Short problem: Check every line of the entries for "this", and copy the lines that hold it.

Extracted entries:
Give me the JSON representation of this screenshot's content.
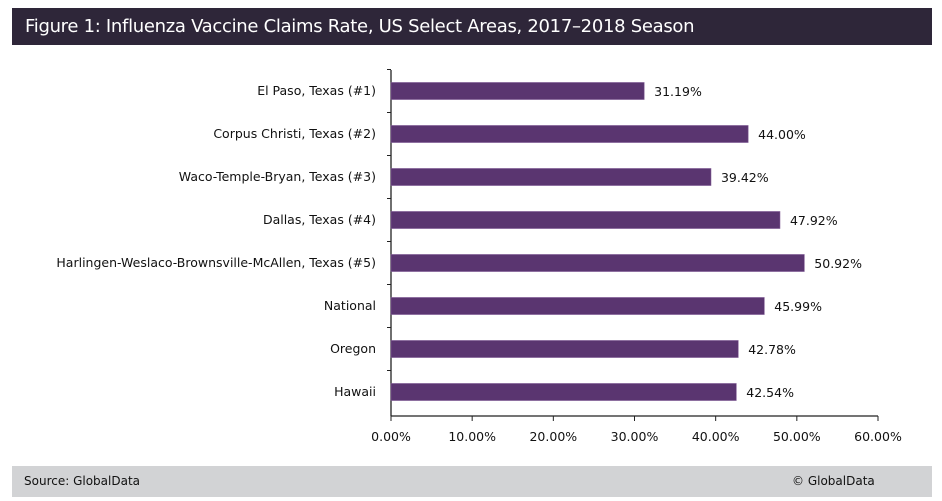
{
  "title": "Figure 1: Influenza Vaccine Claims Rate, US Select Areas, 2017–2018 Season",
  "footer": {
    "source": "Source: GlobalData",
    "copyright": "© GlobalData"
  },
  "colors": {
    "bar": "#5a3570",
    "title_bg": "#2e2639",
    "footer_bg": "#d2d3d5"
  },
  "chart_data": {
    "type": "bar",
    "orientation": "horizontal",
    "categories": [
      "El Paso, Texas (#1)",
      "Corpus Christi, Texas (#2)",
      "Waco-Temple-Bryan, Texas (#3)",
      "Dallas, Texas (#4)",
      "Harlingen-Weslaco-Brownsville-McAllen, Texas (#5)",
      "National",
      "Oregon",
      "Hawaii"
    ],
    "values": [
      31.19,
      44.0,
      39.42,
      47.92,
      50.92,
      45.99,
      42.78,
      42.54
    ],
    "data_labels": [
      "31.19%",
      "44.00%",
      "39.42%",
      "47.92%",
      "50.92%",
      "45.99%",
      "42.78%",
      "42.54%"
    ],
    "xlim": [
      0,
      60
    ],
    "ticks": [
      0,
      10,
      20,
      30,
      40,
      50,
      60
    ],
    "tick_labels": [
      "0.00%",
      "10.00%",
      "20.00%",
      "30.00%",
      "40.00%",
      "50.00%",
      "60.00%"
    ],
    "xlabel": "",
    "ylabel": "",
    "grid": false,
    "legend": "none"
  }
}
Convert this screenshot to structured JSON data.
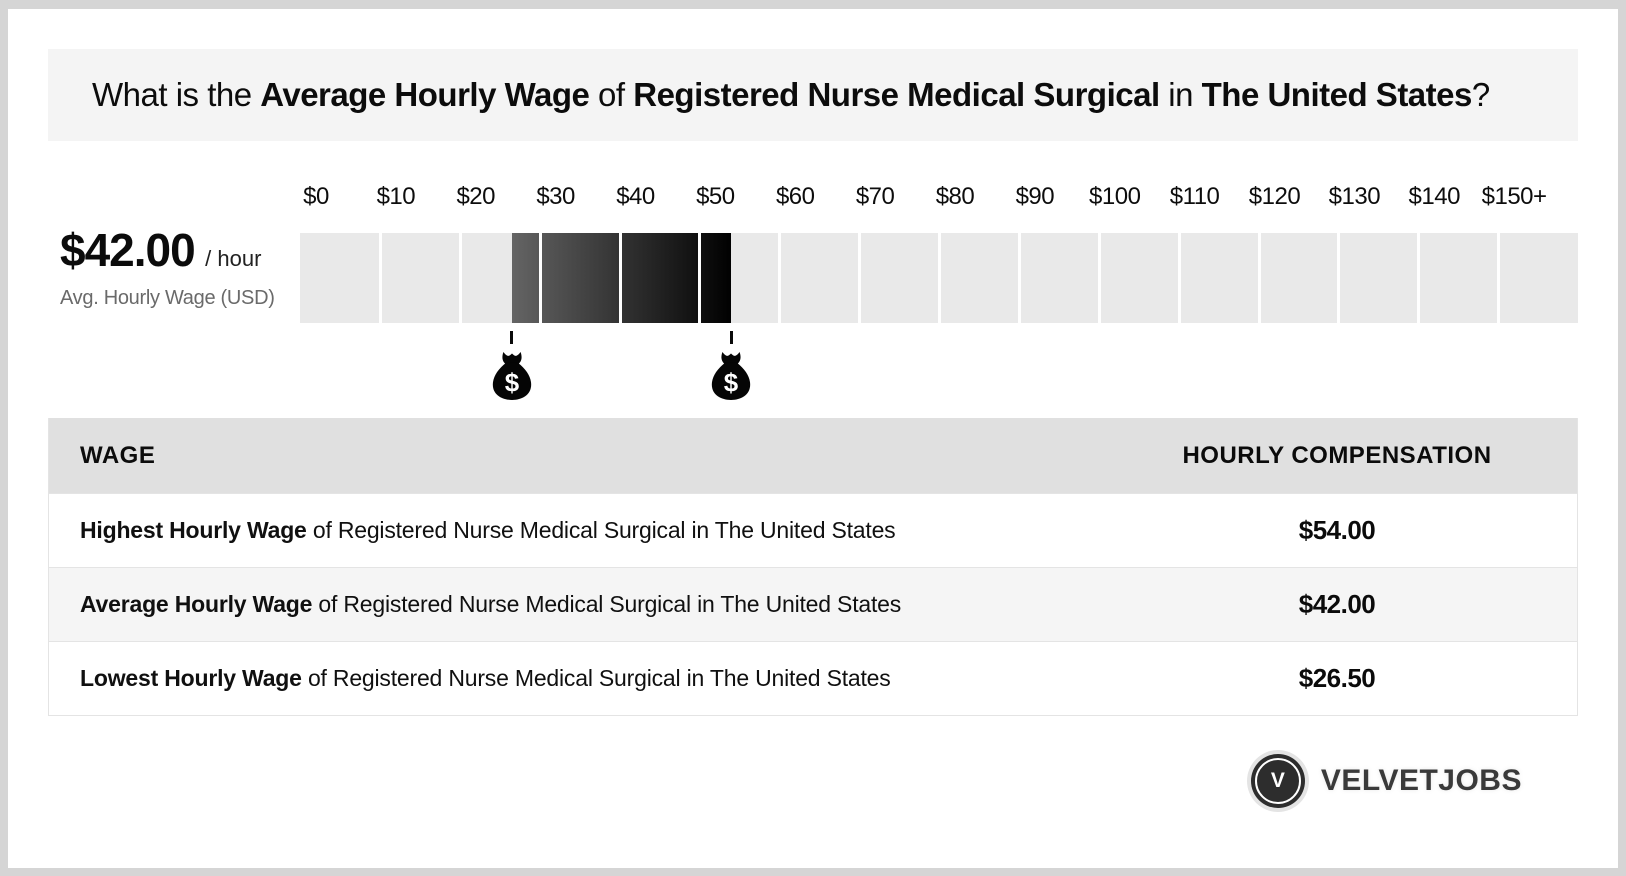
{
  "title": {
    "p1": "What is the ",
    "b1": "Average Hourly Wage",
    "p2": " of ",
    "b2": "Registered Nurse Medical Surgical",
    "p3": " in ",
    "b3": "The United States",
    "p4": "?"
  },
  "summary": {
    "amount": "$42.00",
    "per": "/ hour",
    "label": "Avg. Hourly Wage (USD)"
  },
  "chart_data": {
    "type": "bar",
    "title": "Hourly wage range of Registered Nurse Medical Surgical in The United States",
    "unit": "USD per hour",
    "axis_min": 0,
    "axis_max": 160,
    "segment_size": 10,
    "tick_labels": [
      "$0",
      "$10",
      "$20",
      "$30",
      "$40",
      "$50",
      "$60",
      "$70",
      "$80",
      "$90",
      "$100",
      "$110",
      "$120",
      "$130",
      "$140",
      "$150+"
    ],
    "lowest": 26.5,
    "average": 42,
    "highest": 54,
    "track_color": "#e9e9e9",
    "highlight_gradient_start": "#646464",
    "highlight_gradient_end": "#010101",
    "marker_icon": "money-bag",
    "marker_glyph": "$"
  },
  "table": {
    "headers": {
      "wage": "WAGE",
      "compensation": "HOURLY COMPENSATION"
    },
    "rows": [
      {
        "bold": "Highest Hourly Wage",
        "rest": " of Registered Nurse Medical Surgical in The United States",
        "value": "$54.00"
      },
      {
        "bold": "Average Hourly Wage",
        "rest": " of Registered Nurse Medical Surgical in The United States",
        "value": "$42.00"
      },
      {
        "bold": "Lowest Hourly Wage",
        "rest": " of Registered Nurse Medical Surgical in The United States",
        "value": "$26.50"
      }
    ]
  },
  "logo": {
    "monogram": "V",
    "text": "VELVETJOBS"
  },
  "colors": {
    "page_border": "#d5d5d5",
    "title_box_bg": "#f4f4f4",
    "table_header_bg": "#e0e0e0",
    "row_alt_bg": "#f5f5f5"
  }
}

Finished exercise:
Give me the JSON representation of this screenshot's content.
Convert this screenshot to structured JSON data.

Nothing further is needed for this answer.